(Short exercise) Could you transcribe every record below exactly as written, leaving out any pictures?

Data entries:
## start

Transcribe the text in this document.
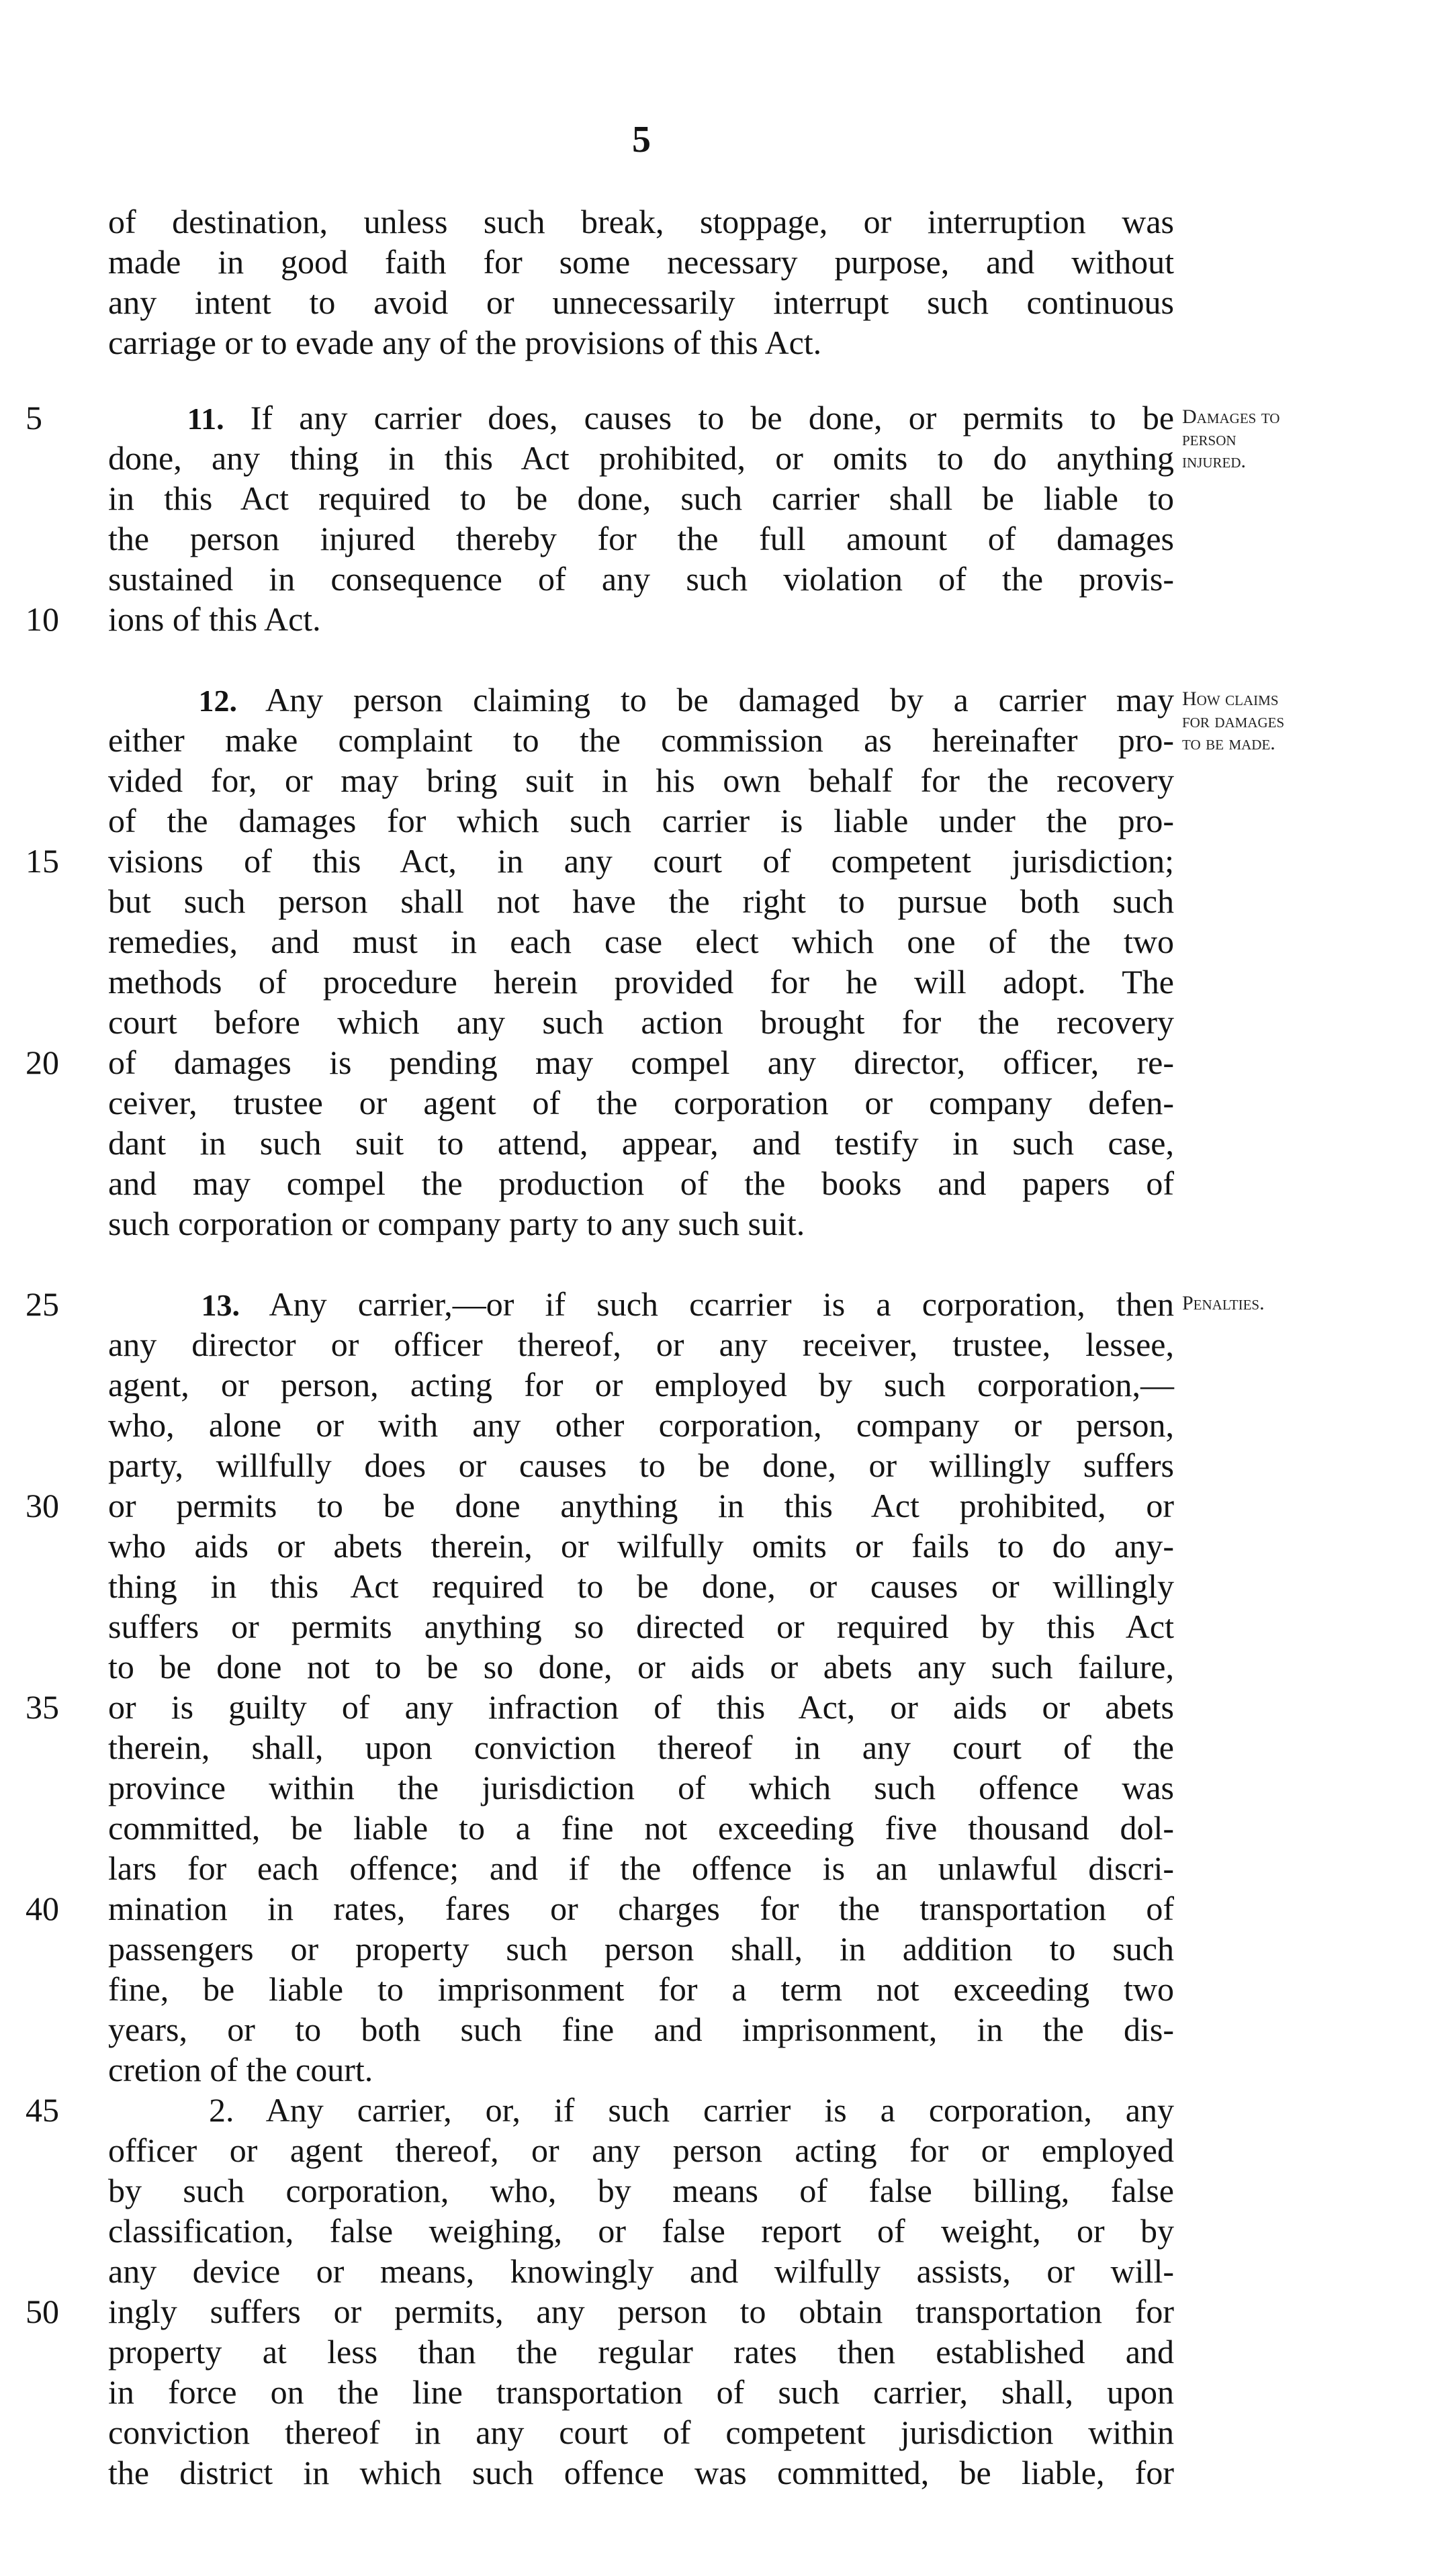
5
of destination, unless such break, stoppage, or interruption was
made in good faith for some necessary purpose, and without
any intent to avoid or unnecessarily interrupt such continuous
carriage or to evade any of the provisions of this Act.
11. If any carrier does, causes to be done, or permits to be
done, any thing in this Act prohibited, or omits to do anything
in this Act required to be done, such carrier shall be liable to
the person injured thereby for the full amount of damages
sustained in consequence of any such violation of the provis-
ions of this Act.
12. Any person claiming to be damaged by a carrier may
either make complaint to the commission as hereinafter pro-
vided for, or may bring suit in his own behalf for the recovery
of the damages for which such carrier is liable under the pro-
visions of this Act, in any court of competent jurisdiction;
but such person shall not have the right to pursue both such
remedies, and must in each case elect which one of the two
methods of procedure herein provided for he will adopt. The
court before which any such action brought for the recovery
of damages is pending may compel any director, officer, re-
ceiver, trustee or agent of the corporation or company defen-
dant in such suit to attend, appear, and testify in such case,
and may compel the production of the books and papers of
such corporation or company party to any such suit.
13. Any carrier,—or if such ccarrier is a corporation, then
any director or officer thereof, or any receiver, trustee, lessee,
agent, or person, acting for or employed by such corporation,—
who, alone or with any other corporation, company or person,
party, willfully does or causes to be done, or willingly suffers
or permits to be done anything in this Act prohibited, or
who aids or abets therein, or wilfully omits or fails to do any-
thing in this Act required to be done, or causes or willingly
suffers or permits anything so directed or required by this Act
to be done not to be so done, or aids or abets any such failure,
or is guilty of any infraction of this Act, or aids or abets
therein, shall, upon conviction thereof in any court of the
province within the jurisdiction of which such offence was
committed, be liable to a fine not exceeding five thousand dol-
lars for each offence; and if the offence is an unlawful discri-
mination in rates, fares or charges for the transportation of
passengers or property such person shall, in addition to such
fine, be liable to imprisonment for a term not exceeding two
years, or to both such fine and imprisonment, in the dis-
cretion of the court.
2. Any carrier, or, if such carrier is a corporation, any
officer or agent thereof, or any person acting for or employed
by such corporation, who, by means of false billing, false
classification, false weighing, or false report of weight, or by
any device or means, knowingly and wilfully assists, or will-
ingly suffers or permits, any person to obtain transportation for
property at less than the regular rates then established and
in force on the line transportation of such carrier, shall, upon
conviction thereof in any court of competent jurisdiction within
the district in which such offence was committed, be liable, for
5
10
15
20
25
30
35
40
45
50
Damages to
person
injured.
How claims
for damages
to be made.
Penalties.
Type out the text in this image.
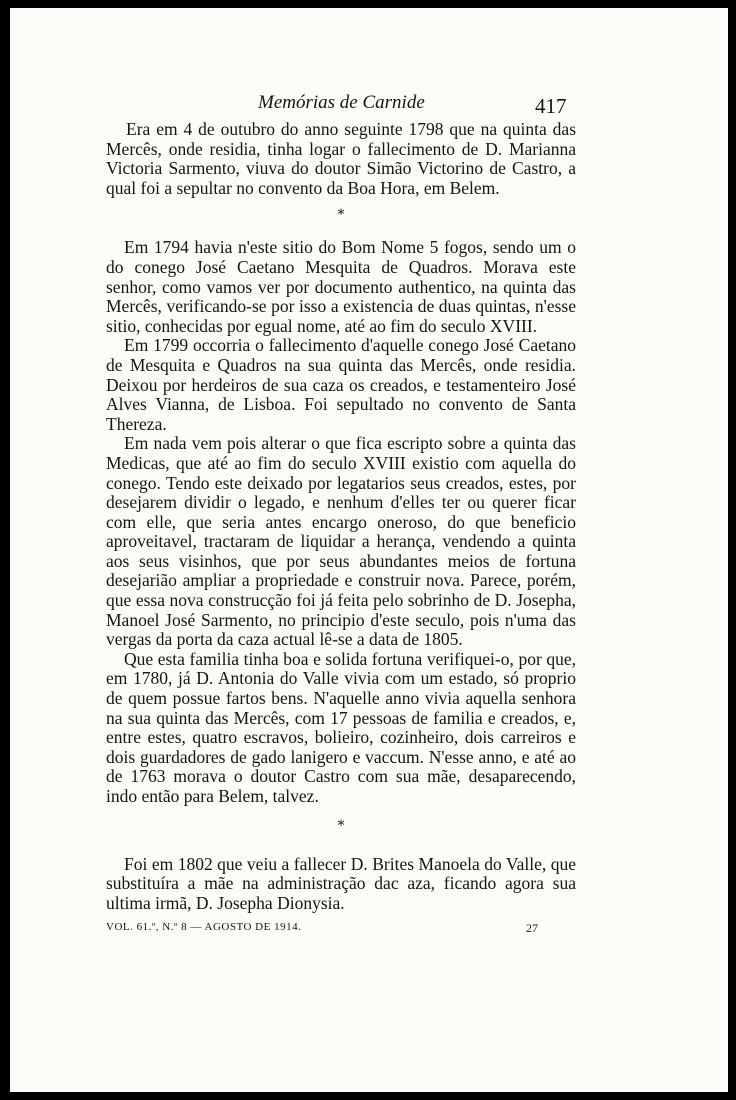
Memórias de Carnide	417

Era em 4 de outubro do anno seguinte 1798 que na quinta das Mercês, onde residia, tinha logar o fallecimento de D. Marianna Victoria Sarmento, viuva do doutor Simão Victorino de Castro, a qual foi a sepultar no convento da Boa Hora, em Belem.

*

Em 1794 havia n'este sitio do Bom Nome 5 fogos, sendo um o do conego José Caetano Mesquita de Quadros. Morava este senhor, como vamos ver por documento authentico, na quinta das Mercês, verificando-se por isso a existencia de duas quintas, n'esse sitio, conhecidas por egual nome, até ao fim do seculo XVIII.

Em 1799 occorria o fallecimento d'aquelle conego José Caetano de Mesquita e Quadros na sua quinta das Mercês, onde residia. Deixou por herdeiros de sua caza os creados, e testamenteiro José Alves Vianna, de Lisboa. Foi sepultado no convento de Santa Thereza.

Em nada vem pois alterar o que fica escripto sobre a quinta das Medicas, que até ao fim do seculo XVIII existio com aquella do conego. Tendo este deixado por legatarios seus creados, estes, por desejarem dividir o legado, e nenhum d'elles ter ou querer ficar com elle, que seria antes encargo oneroso, do que beneficio aproveitavel, tractaram de liquidar a herança, vendendo a quinta aos seus visinhos, que por seus abundantes meios de fortuna desejarião ampliar a propriedade e construir nova. Parece, porém, que essa nova construcção foi já feita pelo sobrinho de D. Josepha, Manoel José Sarmento, no principio d'este seculo, pois n'uma das vergas da porta da caza actual lê-se a data de 1805.

Que esta familia tinha boa e solida fortuna verifiquei-o, por que, em 1780, já D. Antonia do Valle vivia com um estado, só proprio de quem possue fartos bens. N'aquelle anno vivia aquella senhora na sua quinta das Mercês, com 17 pessoas de familia e creados, e, entre estes, quatro escravos, bolieiro, cozinheiro, dois carreiros e dois guardadores de gado lanigero e vaccum. N'esse anno, e até ao de 1763 morava o doutor Castro com sua mãe, desaparecendo, indo então para Belem, talvez.

*

Foi em 1802 que veiu a fallecer D. Brites Manoela do Valle, que substituíra a mãe na administração dac aza, ficando agora sua ultima irmã, D. Josepha Dionysia.

VOL. 61.º, N.º 8 — AGOSTO DE 1914.	27
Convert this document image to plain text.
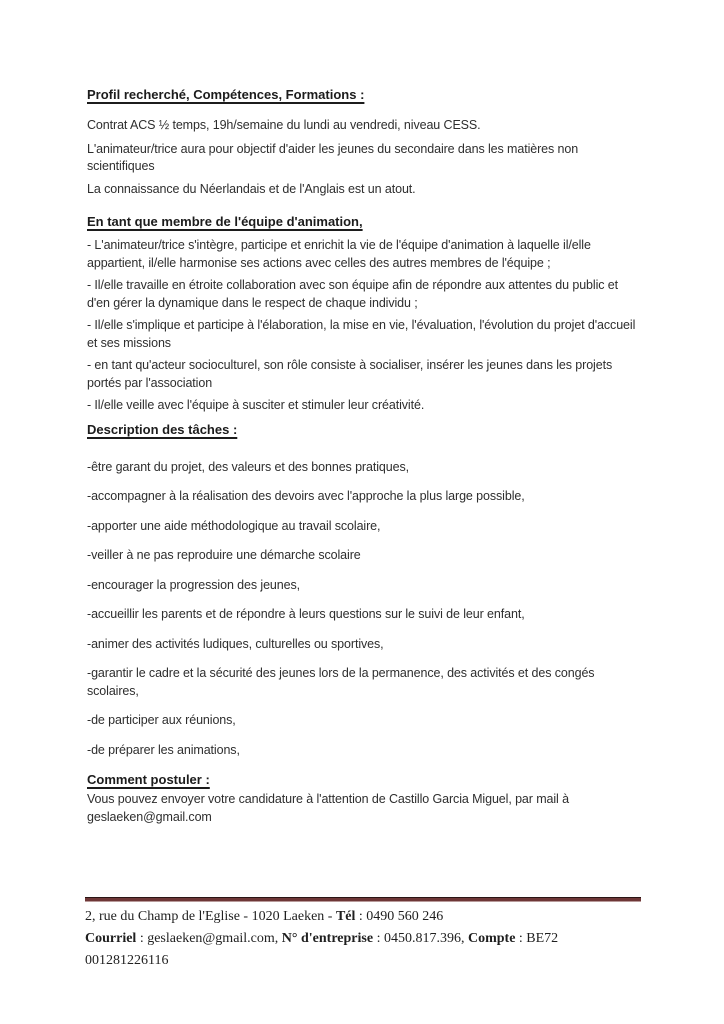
Profil recherché, Compétences, Formations :

Contrat ACS ½ temps, 19h/semaine du lundi au vendredi, niveau CESS.

L'animateur/trice aura pour objectif d'aider les jeunes du secondaire dans les matières non scientifiques

La connaissance du Néerlandais et de l'Anglais est un atout.

En tant que membre de l'équipe d'animation,

- L'animateur/trice s'intègre, participe et enrichit la vie de l'équipe d'animation à laquelle il/elle appartient, il/elle harmonise ses actions avec celles des autres membres de l'équipe ;

- Il/elle travaille en étroite collaboration avec son équipe afin de répondre aux attentes du public et d'en gérer la dynamique dans le respect de chaque individu ;

- Il/elle s'implique et participe à l'élaboration, la mise en vie, l'évaluation, l'évolution du projet d'accueil et ses missions

- en tant qu'acteur socioculturel, son rôle consiste à socialiser, insérer les jeunes dans les projets portés par l'association

- Il/elle veille avec l'équipe à susciter et stimuler leur créativité.

Description des tâches :

-être garant du projet, des valeurs et des bonnes pratiques,

-accompagner à la réalisation des devoirs avec l'approche la plus large possible,

-apporter une aide méthodologique au travail scolaire,

-veiller à ne pas reproduire une démarche scolaire

-encourager la progression des jeunes,

-accueillir les parents et de répondre à leurs questions sur le suivi de leur enfant,

-animer des activités ludiques, culturelles ou sportives,

-garantir le cadre et la sécurité des jeunes lors de la permanence, des activités et des congés scolaires,

-de participer aux réunions,

-de préparer les animations,

Comment postuler :

Vous pouvez envoyer votre candidature à l'attention de Castillo Garcia Miguel, par mail à geslaeken@gmail.com

2, rue du Champ de l'Eglise - 1020 Laeken - Tél : 0490 560 246

Courriel : geslaeken@gmail.com, N° d'entreprise : 0450.817.396, Compte : BE72

001281226116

## end

(Response)
Transcribe the text in this document.
5
of destination, unless such break, stoppage, or interruption was
made in good faith for some necessary purpose, and without
any intent to avoid or unnecessarily interrupt such continuous
carriage or to evade any of the provisions of this Act.
11. If any carrier does, causes to be done, or permits to be
done, any thing in this Act prohibited, or omits to do anything
in this Act required to be done, such carrier shall be liable to
the person injured thereby for the full amount of damages
sustained in consequence of any such violation of the provis-
ions of this Act.
12. Any person claiming to be damaged by a carrier may
either make complaint to the commission as hereinafter pro-
vided for, or may bring suit in his own behalf for the recovery
of the damages for which such carrier is liable under the pro-
visions of this Act, in any court of competent jurisdiction;
but such person shall not have the right to pursue both such
remedies, and must in each case elect which one of the two
methods of procedure herein provided for he will adopt. The
court before which any such action brought for the recovery
of damages is pending may compel any director, officer, re-
ceiver, trustee or agent of the corporation or company defen-
dant in such suit to attend, appear, and testify in such case,
and may compel the production of the books and papers of
such corporation or company party to any such suit.
13. Any carrier,—or if such ccarrier is a corporation, then
any director or officer thereof, or any receiver, trustee, lessee,
agent, or person, acting for or employed by such corporation,—
who, alone or with any other corporation, company or person,
party, willfully does or causes to be done, or willingly suffers
or permits to be done anything in this Act prohibited, or
who aids or abets therein, or wilfully omits or fails to do any-
thing in this Act required to be done, or causes or willingly
suffers or permits anything so directed or required by this Act
to be done not to be so done, or aids or abets any such failure,
or is guilty of any infraction of this Act, or aids or abets
therein, shall, upon conviction thereof in any court of the
province within the jurisdiction of which such offence was
committed, be liable to a fine not exceeding five thousand dol-
lars for each offence; and if the offence is an unlawful discri-
mination in rates, fares or charges for the transportation of
passengers or property such person shall, in addition to such
fine, be liable to imprisonment for a term not exceeding two
years, or to both such fine and imprisonment, in the dis-
cretion of the court.
2. Any carrier, or, if such carrier is a corporation, any
officer or agent thereof, or any person acting for or employed
by such corporation, who, by means of false billing, false
classification, false weighing, or false report of weight, or by
any device or means, knowingly and wilfully assists, or will-
ingly suffers or permits, any person to obtain transportation for
property at less than the regular rates then established and
in force on the line transportation of such carrier, shall, upon
conviction thereof in any court of competent jurisdiction within
the district in which such offence was committed, be liable, for
5
10
15
20
25
30
35
40
45
50
Damages to
person
injured.
How claims
for damages
to be made.
Penalties.
Type out the text in this image.
Memórias de Carnide	417

Era em 4 de outubro do anno seguinte 1798 que na quinta das Mercês, onde residia, tinha logar o fallecimento de D. Marianna Victoria Sarmento, viuva do doutor Simão Victorino de Castro, a qual foi a sepultar no convento da Boa Hora, em Belem.

*

Em 1794 havia n'este sitio do Bom Nome 5 fogos, sendo um o do conego José Caetano Mesquita de Quadros. Morava este senhor, como vamos ver por documento authentico, na quinta das Mercês, verificando-se por isso a existencia de duas quintas, n'esse sitio, conhecidas por egual nome, até ao fim do seculo XVIII.

Em 1799 occorria o fallecimento d'aquelle conego José Caetano de Mesquita e Quadros na sua quinta das Mercês, onde residia. Deixou por herdeiros de sua caza os creados, e testamenteiro José Alves Vianna, de Lisboa. Foi sepultado no convento de Santa Thereza.

Em nada vem pois alterar o que fica escripto sobre a quinta das Medicas, que até ao fim do seculo XVIII existio com aquella do conego. Tendo este deixado por legatarios seus creados, estes, por desejarem dividir o legado, e nenhum d'elles ter ou querer ficar com elle, que seria antes encargo oneroso, do que beneficio aproveitavel, tractaram de liquidar a herança, vendendo a quinta aos seus visinhos, que por seus abundantes meios de fortuna desejarião ampliar a propriedade e construir nova. Parece, porém, que essa nova construcção foi já feita pelo sobrinho de D. Josepha, Manoel José Sarmento, no principio d'este seculo, pois n'uma das vergas da porta da caza actual lê-se a data de 1805.

Que esta familia tinha boa e solida fortuna verifiquei-o, por que, em 1780, já D. Antonia do Valle vivia com um estado, só proprio de quem possue fartos bens. N'aquelle anno vivia aquella senhora na sua quinta das Mercês, com 17 pessoas de familia e creados, e, entre estes, quatro escravos, bolieiro, cozinheiro, dois carreiros e dois guardadores de gado lanigero e vaccum. N'esse anno, e até ao de 1763 morava o doutor Castro com sua mãe, desaparecendo, indo então para Belem, talvez.

*

Foi em 1802 que veiu a fallecer D. Brites Manoela do Valle, que substituíra a mãe na administração dac aza, ficando agora sua ultima irmã, D. Josepha Dionysia.

VOL. 61.º, N.º 8 — AGOSTO DE 1914.	27
Convert this document image to plain text.
Profil recherché, Compétences, Formations :

Contrat ACS ½ temps, 19h/semaine du lundi au vendredi, niveau CESS.

L'animateur/trice aura pour objectif d'aider les jeunes du secondaire dans les matières non scientifiques

La connaissance du Néerlandais et de l'Anglais est un atout.

En tant que membre de l'équipe d'animation,

- L'animateur/trice s'intègre, participe et enrichit la vie de l'équipe d'animation à laquelle il/elle appartient, il/elle harmonise ses actions avec celles des autres membres de l'équipe ;

- Il/elle travaille en étroite collaboration avec son équipe afin de répondre aux attentes du public et d'en gérer la dynamique dans le respect de chaque individu ;

- Il/elle s'implique et participe à l'élaboration, la mise en vie, l'évaluation, l'évolution du projet d'accueil et ses missions

- en tant qu'acteur socioculturel, son rôle consiste à socialiser, insérer les jeunes dans les projets portés par l'association

- Il/elle veille avec l'équipe à susciter et stimuler leur créativité.

Description des tâches :

-être garant du projet, des valeurs et des bonnes pratiques,

-accompagner à la réalisation des devoirs avec l'approche la plus large possible,

-apporter une aide méthodologique au travail scolaire,

-veiller à ne pas reproduire une démarche scolaire

-encourager la progression des jeunes,

-accueillir les parents et de répondre à leurs questions sur le suivi de leur enfant,

-animer des activités ludiques, culturelles ou sportives,

-garantir le cadre et la sécurité des jeunes lors de la permanence, des activités et des congés scolaires,

-de participer aux réunions,

-de préparer les animations,

Comment postuler :

Vous pouvez envoyer votre candidature à l'attention de Castillo Garcia Miguel, par mail à geslaeken@gmail.com

2, rue du Champ de l'Eglise - 1020 Laeken - Tél : 0490 560 246

Courriel : geslaeken@gmail.com, N° d'entreprise : 0450.817.396, Compte : BE72

001281226116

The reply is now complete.